--- PROVIDED DATA ---
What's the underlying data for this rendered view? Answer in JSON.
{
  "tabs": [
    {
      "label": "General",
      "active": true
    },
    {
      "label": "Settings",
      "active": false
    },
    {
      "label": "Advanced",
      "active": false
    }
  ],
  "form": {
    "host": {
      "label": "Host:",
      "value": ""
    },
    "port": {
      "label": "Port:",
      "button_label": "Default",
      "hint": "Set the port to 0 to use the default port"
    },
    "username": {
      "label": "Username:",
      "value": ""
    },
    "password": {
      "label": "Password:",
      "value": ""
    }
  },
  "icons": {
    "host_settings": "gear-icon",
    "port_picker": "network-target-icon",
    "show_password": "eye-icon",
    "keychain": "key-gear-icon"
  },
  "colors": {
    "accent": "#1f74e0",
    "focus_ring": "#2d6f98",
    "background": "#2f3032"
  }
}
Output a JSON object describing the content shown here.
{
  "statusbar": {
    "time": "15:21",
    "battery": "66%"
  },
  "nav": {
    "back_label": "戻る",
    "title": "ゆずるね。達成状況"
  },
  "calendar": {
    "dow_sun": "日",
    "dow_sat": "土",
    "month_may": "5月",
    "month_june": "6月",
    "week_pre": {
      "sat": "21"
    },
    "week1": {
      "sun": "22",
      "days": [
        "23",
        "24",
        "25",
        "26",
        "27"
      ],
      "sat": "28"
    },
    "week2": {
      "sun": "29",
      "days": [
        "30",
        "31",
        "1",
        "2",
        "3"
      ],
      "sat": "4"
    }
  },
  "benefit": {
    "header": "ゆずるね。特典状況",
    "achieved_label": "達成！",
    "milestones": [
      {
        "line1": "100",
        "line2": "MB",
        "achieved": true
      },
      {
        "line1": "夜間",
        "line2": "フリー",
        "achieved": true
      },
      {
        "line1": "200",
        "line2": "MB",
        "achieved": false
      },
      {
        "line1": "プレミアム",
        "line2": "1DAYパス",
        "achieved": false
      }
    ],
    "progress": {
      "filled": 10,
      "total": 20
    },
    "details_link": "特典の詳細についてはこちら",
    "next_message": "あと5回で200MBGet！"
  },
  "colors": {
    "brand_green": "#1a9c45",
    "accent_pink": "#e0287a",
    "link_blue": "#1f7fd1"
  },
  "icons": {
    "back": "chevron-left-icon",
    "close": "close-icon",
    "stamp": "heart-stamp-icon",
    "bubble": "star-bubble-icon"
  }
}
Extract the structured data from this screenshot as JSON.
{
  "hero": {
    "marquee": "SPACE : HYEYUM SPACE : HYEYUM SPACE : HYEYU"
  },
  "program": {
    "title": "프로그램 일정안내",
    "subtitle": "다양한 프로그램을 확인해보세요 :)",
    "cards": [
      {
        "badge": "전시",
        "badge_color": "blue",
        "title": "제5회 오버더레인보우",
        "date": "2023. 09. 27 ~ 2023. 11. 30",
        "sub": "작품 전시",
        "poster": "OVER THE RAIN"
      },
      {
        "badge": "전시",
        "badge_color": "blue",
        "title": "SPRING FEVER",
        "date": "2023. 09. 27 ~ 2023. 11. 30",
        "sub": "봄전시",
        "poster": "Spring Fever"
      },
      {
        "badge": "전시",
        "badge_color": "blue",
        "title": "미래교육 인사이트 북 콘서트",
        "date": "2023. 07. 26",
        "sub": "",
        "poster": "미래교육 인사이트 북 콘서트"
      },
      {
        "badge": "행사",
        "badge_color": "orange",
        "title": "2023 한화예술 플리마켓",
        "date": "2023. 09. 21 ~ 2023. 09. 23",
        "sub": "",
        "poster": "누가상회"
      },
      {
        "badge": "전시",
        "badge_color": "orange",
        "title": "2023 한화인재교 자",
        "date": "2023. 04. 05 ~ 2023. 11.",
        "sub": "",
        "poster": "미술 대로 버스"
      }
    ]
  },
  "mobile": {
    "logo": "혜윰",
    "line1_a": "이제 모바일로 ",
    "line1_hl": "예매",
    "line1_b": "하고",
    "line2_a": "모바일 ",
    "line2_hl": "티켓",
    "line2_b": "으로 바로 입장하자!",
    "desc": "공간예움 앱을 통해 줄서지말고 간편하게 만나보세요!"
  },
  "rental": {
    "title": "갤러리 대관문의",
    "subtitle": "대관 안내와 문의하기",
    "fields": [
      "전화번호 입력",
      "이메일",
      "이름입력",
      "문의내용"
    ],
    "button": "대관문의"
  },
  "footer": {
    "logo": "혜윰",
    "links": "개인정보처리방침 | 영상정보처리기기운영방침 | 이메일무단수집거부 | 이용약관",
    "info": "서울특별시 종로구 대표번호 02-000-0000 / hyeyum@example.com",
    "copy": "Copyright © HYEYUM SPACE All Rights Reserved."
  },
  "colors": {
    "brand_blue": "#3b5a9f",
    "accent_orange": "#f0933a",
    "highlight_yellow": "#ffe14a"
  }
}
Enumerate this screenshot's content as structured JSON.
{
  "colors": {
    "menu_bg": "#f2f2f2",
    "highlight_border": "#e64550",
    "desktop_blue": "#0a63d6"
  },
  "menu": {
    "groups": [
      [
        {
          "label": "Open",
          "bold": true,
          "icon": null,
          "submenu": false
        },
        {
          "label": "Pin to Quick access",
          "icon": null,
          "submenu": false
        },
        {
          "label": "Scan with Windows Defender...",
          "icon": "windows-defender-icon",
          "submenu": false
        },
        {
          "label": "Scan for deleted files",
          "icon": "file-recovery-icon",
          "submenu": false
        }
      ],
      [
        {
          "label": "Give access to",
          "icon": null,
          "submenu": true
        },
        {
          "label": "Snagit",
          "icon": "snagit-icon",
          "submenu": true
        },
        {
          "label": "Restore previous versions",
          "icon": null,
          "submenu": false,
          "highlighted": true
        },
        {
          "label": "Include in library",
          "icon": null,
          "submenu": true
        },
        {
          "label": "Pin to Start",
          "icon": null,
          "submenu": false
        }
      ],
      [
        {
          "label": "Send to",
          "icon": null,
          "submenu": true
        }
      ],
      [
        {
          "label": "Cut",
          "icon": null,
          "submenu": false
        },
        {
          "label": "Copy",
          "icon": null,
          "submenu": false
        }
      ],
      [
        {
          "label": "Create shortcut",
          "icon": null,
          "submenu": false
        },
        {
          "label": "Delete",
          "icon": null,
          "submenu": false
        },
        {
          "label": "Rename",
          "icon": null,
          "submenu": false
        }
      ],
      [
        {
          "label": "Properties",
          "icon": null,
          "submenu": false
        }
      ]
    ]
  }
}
---
# WRITTEN PROBLEM:
Quote all of the entries exactly as they appear.

# WORKED ANSWER:
What's the underlying data for this rendered view? Answer in JSON.
{
  "tabs": [
    {
      "label": "General",
      "active": true
    },
    {
      "label": "Settings",
      "active": false
    },
    {
      "label": "Advanced",
      "active": false
    }
  ],
  "form": {
    "host": {
      "label": "Host:",
      "value": ""
    },
    "port": {
      "label": "Port:",
      "button_label": "Default",
      "hint": "Set the port to 0 to use the default port"
    },
    "username": {
      "label": "Username:",
      "value": ""
    },
    "password": {
      "label": "Password:",
      "value": ""
    }
  },
  "icons": {
    "host_settings": "gear-icon",
    "port_picker": "network-target-icon",
    "show_password": "eye-icon",
    "keychain": "key-gear-icon"
  },
  "colors": {
    "accent": "#1f74e0",
    "focus_ring": "#2d6f98",
    "background": "#2f3032"
  }
}
Output a JSON object describing the content shown here.
{
  "statusbar": {
    "time": "15:21",
    "battery": "66%"
  },
  "nav": {
    "back_label": "戻る",
    "title": "ゆずるね。達成状況"
  },
  "calendar": {
    "dow_sun": "日",
    "dow_sat": "土",
    "month_may": "5月",
    "month_june": "6月",
    "week_pre": {
      "sat": "21"
    },
    "week1": {
      "sun": "22",
      "days": [
        "23",
        "24",
        "25",
        "26",
        "27"
      ],
      "sat": "28"
    },
    "week2": {
      "sun": "29",
      "days": [
        "30",
        "31",
        "1",
        "2",
        "3"
      ],
      "sat": "4"
    }
  },
  "benefit": {
    "header": "ゆずるね。特典状況",
    "achieved_label": "達成！",
    "milestones": [
      {
        "line1": "100",
        "line2": "MB",
        "achieved": true
      },
      {
        "line1": "夜間",
        "line2": "フリー",
        "achieved": true
      },
      {
        "line1": "200",
        "line2": "MB",
        "achieved": false
      },
      {
        "line1": "プレミアム",
        "line2": "1DAYパス",
        "achieved": false
      }
    ],
    "progress": {
      "filled": 10,
      "total": 20
    },
    "details_link": "特典の詳細についてはこちら",
    "next_message": "あと5回で200MBGet！"
  },
  "colors": {
    "brand_green": "#1a9c45",
    "accent_pink": "#e0287a",
    "link_blue": "#1f7fd1"
  },
  "icons": {
    "back": "chevron-left-icon",
    "close": "close-icon",
    "stamp": "heart-stamp-icon",
    "bubble": "star-bubble-icon"
  }
}
Extract the structured data from this screenshot as JSON.
{
  "hero": {
    "marquee": "SPACE : HYEYUM SPACE : HYEYUM SPACE : HYEYU"
  },
  "program": {
    "title": "프로그램 일정안내",
    "subtitle": "다양한 프로그램을 확인해보세요 :)",
    "cards": [
      {
        "badge": "전시",
        "badge_color": "blue",
        "title": "제5회 오버더레인보우",
        "date": "2023. 09. 27 ~ 2023. 11. 30",
        "sub": "작품 전시",
        "poster": "OVER THE RAIN"
      },
      {
        "badge": "전시",
        "badge_color": "blue",
        "title": "SPRING FEVER",
        "date": "2023. 09. 27 ~ 2023. 11. 30",
        "sub": "봄전시",
        "poster": "Spring Fever"
      },
      {
        "badge": "전시",
        "badge_color": "blue",
        "title": "미래교육 인사이트 북 콘서트",
        "date": "2023. 07. 26",
        "sub": "",
        "poster": "미래교육 인사이트 북 콘서트"
      },
      {
        "badge": "행사",
        "badge_color": "orange",
        "title": "2023 한화예술 플리마켓",
        "date": "2023. 09. 21 ~ 2023. 09. 23",
        "sub": "",
        "poster": "누가상회"
      },
      {
        "badge": "전시",
        "badge_color": "orange",
        "title": "2023 한화인재교 자",
        "date": "2023. 04. 05 ~ 2023. 11.",
        "sub": "",
        "poster": "미술 대로 버스"
      }
    ]
  },
  "mobile": {
    "logo": "혜윰",
    "line1_a": "이제 모바일로 ",
    "line1_hl": "예매",
    "line1_b": "하고",
    "line2_a": "모바일 ",
    "line2_hl": "티켓",
    "line2_b": "으로 바로 입장하자!",
    "desc": "공간예움 앱을 통해 줄서지말고 간편하게 만나보세요!"
  },
  "rental": {
    "title": "갤러리 대관문의",
    "subtitle": "대관 안내와 문의하기",
    "fields": [
      "전화번호 입력",
      "이메일",
      "이름입력",
      "문의내용"
    ],
    "button": "대관문의"
  },
  "footer": {
    "logo": "혜윰",
    "links": "개인정보처리방침 | 영상정보처리기기운영방침 | 이메일무단수집거부 | 이용약관",
    "info": "서울특별시 종로구 대표번호 02-000-0000 / hyeyum@example.com",
    "copy": "Copyright © HYEYUM SPACE All Rights Reserved."
  },
  "colors": {
    "brand_blue": "#3b5a9f",
    "accent_orange": "#f0933a",
    "highlight_yellow": "#ffe14a"
  }
}
Enumerate this screenshot's content as structured JSON.
{
  "colors": {
    "menu_bg": "#f2f2f2",
    "highlight_border": "#e64550",
    "desktop_blue": "#0a63d6"
  },
  "menu": {
    "groups": [
      [
        {
          "label": "Open",
          "bold": true,
          "icon": null,
          "submenu": false
        },
        {
          "label": "Pin to Quick access",
          "icon": null,
          "submenu": false
        },
        {
          "label": "Scan with Windows Defender...",
          "icon": "windows-defender-icon",
          "submenu": false
        },
        {
          "label": "Scan for deleted files",
          "icon": "file-recovery-icon",
          "submenu": false
        }
      ],
      [
        {
          "label": "Give access to",
          "icon": null,
          "submenu": true
        },
        {
          "label": "Snagit",
          "icon": "snagit-icon",
          "submenu": true
        },
        {
          "label": "Restore previous versions",
          "icon": null,
          "submenu": false,
          "highlighted": true
        },
        {
          "label": "Include in library",
          "icon": null,
          "submenu": true
        },
        {
          "label": "Pin to Start",
          "icon": null,
          "submenu": false
        }
      ],
      [
        {
          "label": "Send to",
          "icon": null,
          "submenu": true
        }
      ],
      [
        {
          "label": "Cut",
          "icon": null,
          "submenu": false
        },
        {
          "label": "Copy",
          "icon": null,
          "submenu": false
        }
      ],
      [
        {
          "label": "Create shortcut",
          "icon": null,
          "submenu": false
        },
        {
          "label": "Delete",
          "icon": null,
          "submenu": false
        },
        {
          "label": "Rename",
          "icon": null,
          "submenu": false
        }
      ],
      [
        {
          "label": "Properties",
          "icon": null,
          "submenu": false
        }
      ]
    ]
  }
}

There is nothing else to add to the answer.